## THE REQUEST
Write out every entry exactly as it stands.

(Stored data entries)
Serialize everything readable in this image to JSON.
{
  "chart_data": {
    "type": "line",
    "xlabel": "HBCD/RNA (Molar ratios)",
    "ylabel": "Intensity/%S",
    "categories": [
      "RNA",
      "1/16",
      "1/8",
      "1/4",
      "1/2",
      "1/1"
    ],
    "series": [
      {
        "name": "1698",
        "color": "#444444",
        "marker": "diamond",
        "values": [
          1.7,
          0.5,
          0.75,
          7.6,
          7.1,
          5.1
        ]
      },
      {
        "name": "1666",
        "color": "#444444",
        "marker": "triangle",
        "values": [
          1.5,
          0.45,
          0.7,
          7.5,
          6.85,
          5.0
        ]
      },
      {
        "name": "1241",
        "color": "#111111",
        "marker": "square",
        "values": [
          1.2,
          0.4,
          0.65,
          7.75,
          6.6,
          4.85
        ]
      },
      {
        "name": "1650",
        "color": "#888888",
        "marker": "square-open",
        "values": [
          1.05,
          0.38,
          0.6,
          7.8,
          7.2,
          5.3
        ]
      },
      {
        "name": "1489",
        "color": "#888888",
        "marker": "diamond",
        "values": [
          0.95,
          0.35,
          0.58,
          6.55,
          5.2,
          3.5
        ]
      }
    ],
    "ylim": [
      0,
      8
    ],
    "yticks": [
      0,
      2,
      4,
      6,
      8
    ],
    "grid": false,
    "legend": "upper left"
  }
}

## THE ANSWER
Serialize everything readable in this image to JSON.
{
  "chart_data": {
    "type": "line",
    "xlabel": "HBCD/RNA (Molar ratios)",
    "ylabel": "Intensity/%S",
    "categories": [
      "RNA",
      "1/16",
      "1/8",
      "1/4",
      "1/2",
      "1/1"
    ],
    "series": [
      {
        "name": "1698",
        "color": "#444444",
        "marker": "diamond",
        "values": [
          1.7,
          0.5,
          0.75,
          7.6,
          7.1,
          5.1
        ]
      },
      {
        "name": "1666",
        "color": "#444444",
        "marker": "triangle",
        "values": [
          1.5,
          0.45,
          0.7,
          7.5,
          6.85,
          5.0
        ]
      },
      {
        "name": "1241",
        "color": "#111111",
        "marker": "square",
        "values": [
          1.2,
          0.4,
          0.65,
          7.75,
          6.6,
          4.85
        ]
      },
      {
        "name": "1650",
        "color": "#888888",
        "marker": "square-open",
        "values": [
          1.05,
          0.38,
          0.6,
          7.8,
          7.2,
          5.3
        ]
      },
      {
        "name": "1489",
        "color": "#888888",
        "marker": "diamond",
        "values": [
          0.95,
          0.35,
          0.58,
          6.55,
          5.2,
          3.5
        ]
      }
    ],
    "ylim": [
      0,
      8
    ],
    "yticks": [
      0,
      2,
      4,
      6,
      8
    ],
    "grid": false,
    "legend": "upper left"
  }
}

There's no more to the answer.